* [Text segment]:
## begin

In the embarrassed aftermath I experienced, Paul Kim came up to introduce the theme in this fantastic display of his God-given talents: Beatboxing. I don’t remember how the talk went, for my notes are all jumbled as well as few and far between, but it focused around two of Jesus’ last words on the cross: I Thirst
Not only was Christ saying that He was literally thirsty, but that He was thirsting for us. For our redemption.  We ourselves have a thirst for the infinite, and it allows us to discover the living God in His greatness.  That was what stood out to me, and it was with that knowledge that we broke for small groups to digest that thought (rather quickly) before heading for our sleeping quarters.

I didn’t sleep well. You can see why below, but it had to be done. It wasn’t so much the arrangements as it was the conditions I slept under. Humid air doesn’t agree with me, and that was the big thing. My scapular was damp against my chest from my uncharacteristically quick and speedy shower, and beyond making it rather uncomfortable, it might have actually left a mark.  Plastic.  Blah.


I woke up, made it to breakfast quickly alongside Kevin, and just sat, munching on food at the rally point: The Saint Francis statue, claimed by Saint Gertrude’s.

It was a quiet, sunny day, and I kept deliberating at the bookstore, trying to decide whether to buy t-shirts. Spoiler alert: I gave in eventually.

We had our morning session and Mass, and it was just as joyful as I remembered from last year, if a bit more cramped than normal, my knees pressed into the chair in front of me as I knelt.

And then… the men’s session at the Glory Tent. It’s a real thing, look it up maybe.  Manhood. What our speaker had to say about it was not what one might expect, and yet it was brilliantly inspiring. He started off his talk by drawing from his own experience about his past before he committed to his faith. By the end, he had found his way to, not what I would call the other end of the spectrum, but another image of great importance to understand: Priesthood.

## end

* [Supplied data]:

## begin

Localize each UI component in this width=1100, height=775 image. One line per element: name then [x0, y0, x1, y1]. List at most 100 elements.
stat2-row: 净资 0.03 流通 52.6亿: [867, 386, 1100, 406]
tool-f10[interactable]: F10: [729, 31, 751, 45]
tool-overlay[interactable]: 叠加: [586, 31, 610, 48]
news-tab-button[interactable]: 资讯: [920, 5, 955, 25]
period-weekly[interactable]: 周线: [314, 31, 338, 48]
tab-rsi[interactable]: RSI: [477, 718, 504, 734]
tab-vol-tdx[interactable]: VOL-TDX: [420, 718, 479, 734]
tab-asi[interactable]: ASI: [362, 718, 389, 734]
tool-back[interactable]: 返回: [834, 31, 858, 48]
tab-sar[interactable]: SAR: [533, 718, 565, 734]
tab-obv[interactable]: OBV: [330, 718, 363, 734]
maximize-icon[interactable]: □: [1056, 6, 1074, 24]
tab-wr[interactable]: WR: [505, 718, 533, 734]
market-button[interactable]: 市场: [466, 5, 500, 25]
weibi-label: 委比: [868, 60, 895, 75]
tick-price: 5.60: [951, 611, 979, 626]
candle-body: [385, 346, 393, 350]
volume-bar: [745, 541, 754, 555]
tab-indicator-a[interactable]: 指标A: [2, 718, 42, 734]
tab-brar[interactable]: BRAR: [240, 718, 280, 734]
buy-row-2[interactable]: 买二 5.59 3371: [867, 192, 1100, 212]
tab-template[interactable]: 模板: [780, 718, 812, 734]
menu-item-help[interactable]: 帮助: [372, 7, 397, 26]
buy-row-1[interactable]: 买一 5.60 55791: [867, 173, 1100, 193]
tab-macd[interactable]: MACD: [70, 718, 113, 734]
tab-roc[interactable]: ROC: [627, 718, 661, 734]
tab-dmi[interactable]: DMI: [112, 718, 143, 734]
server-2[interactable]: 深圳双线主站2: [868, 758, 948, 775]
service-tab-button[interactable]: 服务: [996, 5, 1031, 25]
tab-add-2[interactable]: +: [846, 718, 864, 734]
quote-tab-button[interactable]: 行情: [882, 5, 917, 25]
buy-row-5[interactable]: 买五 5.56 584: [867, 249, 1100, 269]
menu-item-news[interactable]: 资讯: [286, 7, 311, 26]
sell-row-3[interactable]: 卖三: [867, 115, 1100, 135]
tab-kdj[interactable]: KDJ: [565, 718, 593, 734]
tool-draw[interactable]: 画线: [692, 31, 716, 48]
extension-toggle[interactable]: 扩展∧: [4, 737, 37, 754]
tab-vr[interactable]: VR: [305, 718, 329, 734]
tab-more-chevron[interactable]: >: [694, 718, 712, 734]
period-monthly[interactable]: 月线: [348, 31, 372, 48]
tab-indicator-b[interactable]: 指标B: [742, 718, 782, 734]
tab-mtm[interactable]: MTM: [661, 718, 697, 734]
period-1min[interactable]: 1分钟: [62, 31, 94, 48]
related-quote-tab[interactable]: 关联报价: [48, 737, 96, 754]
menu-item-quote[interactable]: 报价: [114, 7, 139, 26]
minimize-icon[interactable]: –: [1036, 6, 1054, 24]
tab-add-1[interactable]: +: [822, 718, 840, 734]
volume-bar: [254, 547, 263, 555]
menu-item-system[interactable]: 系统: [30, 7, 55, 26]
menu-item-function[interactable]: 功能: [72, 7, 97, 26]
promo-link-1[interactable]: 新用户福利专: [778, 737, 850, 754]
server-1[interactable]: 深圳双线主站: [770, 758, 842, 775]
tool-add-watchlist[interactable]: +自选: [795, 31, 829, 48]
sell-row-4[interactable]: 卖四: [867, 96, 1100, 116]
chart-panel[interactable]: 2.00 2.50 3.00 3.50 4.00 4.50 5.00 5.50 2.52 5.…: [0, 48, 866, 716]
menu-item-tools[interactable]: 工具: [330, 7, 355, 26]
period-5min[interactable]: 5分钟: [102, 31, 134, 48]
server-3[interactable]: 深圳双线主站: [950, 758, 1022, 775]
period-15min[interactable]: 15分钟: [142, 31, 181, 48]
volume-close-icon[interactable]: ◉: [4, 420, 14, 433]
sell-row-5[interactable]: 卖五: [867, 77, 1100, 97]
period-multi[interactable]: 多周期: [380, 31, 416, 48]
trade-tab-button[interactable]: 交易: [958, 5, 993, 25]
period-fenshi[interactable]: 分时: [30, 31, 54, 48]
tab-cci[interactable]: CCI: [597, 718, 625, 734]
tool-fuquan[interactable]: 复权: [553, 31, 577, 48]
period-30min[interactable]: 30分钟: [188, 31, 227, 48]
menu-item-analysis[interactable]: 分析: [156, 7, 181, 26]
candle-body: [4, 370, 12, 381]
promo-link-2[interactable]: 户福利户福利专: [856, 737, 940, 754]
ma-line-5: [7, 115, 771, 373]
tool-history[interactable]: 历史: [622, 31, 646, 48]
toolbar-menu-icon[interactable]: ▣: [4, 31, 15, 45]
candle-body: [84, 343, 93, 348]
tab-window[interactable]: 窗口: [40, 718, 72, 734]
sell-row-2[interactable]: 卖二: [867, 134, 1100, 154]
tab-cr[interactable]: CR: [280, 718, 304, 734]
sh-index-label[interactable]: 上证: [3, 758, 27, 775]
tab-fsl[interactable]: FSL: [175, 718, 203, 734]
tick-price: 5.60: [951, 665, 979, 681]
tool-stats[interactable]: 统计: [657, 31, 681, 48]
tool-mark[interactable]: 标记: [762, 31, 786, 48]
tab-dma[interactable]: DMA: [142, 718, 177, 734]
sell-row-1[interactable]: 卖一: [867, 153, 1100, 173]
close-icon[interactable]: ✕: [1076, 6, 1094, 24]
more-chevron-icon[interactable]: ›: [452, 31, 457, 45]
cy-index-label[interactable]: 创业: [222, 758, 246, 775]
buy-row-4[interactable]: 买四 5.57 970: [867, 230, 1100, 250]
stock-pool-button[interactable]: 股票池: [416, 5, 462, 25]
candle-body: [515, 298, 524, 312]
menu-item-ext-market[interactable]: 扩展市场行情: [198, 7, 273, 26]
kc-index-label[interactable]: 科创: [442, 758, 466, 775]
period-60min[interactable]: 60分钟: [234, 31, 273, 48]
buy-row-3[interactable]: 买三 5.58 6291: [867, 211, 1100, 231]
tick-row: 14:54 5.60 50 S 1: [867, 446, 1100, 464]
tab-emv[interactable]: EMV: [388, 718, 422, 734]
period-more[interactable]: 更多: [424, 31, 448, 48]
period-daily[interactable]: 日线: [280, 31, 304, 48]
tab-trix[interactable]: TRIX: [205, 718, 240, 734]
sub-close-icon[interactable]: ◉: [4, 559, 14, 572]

## end

* [Tasks to perform]:
(A) Repeat the part of the retreat account starting at "I woke up, made" and ending at "gave in eventually.".
(B) Reproduce the records starting at their first line and ending at the line that contains "maximize-icon[interactable]: □: [1056, 6, 1074, 24]", with both of those lines included.

* [Task results]:
(A)
I woke up, made it to breakfast quickly alongside Kevin, and just sat, munching on food at the rally point: The Saint Francis statue, claimed by Saint Gertrude’s.

It was a quiet, sunny day, and I kept deliberating at the bookstore, trying to decide whether to buy t-shirts. Spoiler alert: I gave in eventually.

(B)
Localize each UI component in this width=1100, height=775 image. One line per element: name then [x0, y0, x1, y1]. List at most 100 elements.
stat2-row: 净资 0.03 流通 52.6亿: [867, 386, 1100, 406]
tool-f10[interactable]: F10: [729, 31, 751, 45]
tool-overlay[interactable]: 叠加: [586, 31, 610, 48]
news-tab-button[interactable]: 资讯: [920, 5, 955, 25]
period-weekly[interactable]: 周线: [314, 31, 338, 48]
tab-rsi[interactable]: RSI: [477, 718, 504, 734]
tab-vol-tdx[interactable]: VOL-TDX: [420, 718, 479, 734]
tab-asi[interactable]: ASI: [362, 718, 389, 734]
tool-back[interactable]: 返回: [834, 31, 858, 48]
tab-sar[interactable]: SAR: [533, 718, 565, 734]
tab-obv[interactable]: OBV: [330, 718, 363, 734]
maximize-icon[interactable]: □: [1056, 6, 1074, 24]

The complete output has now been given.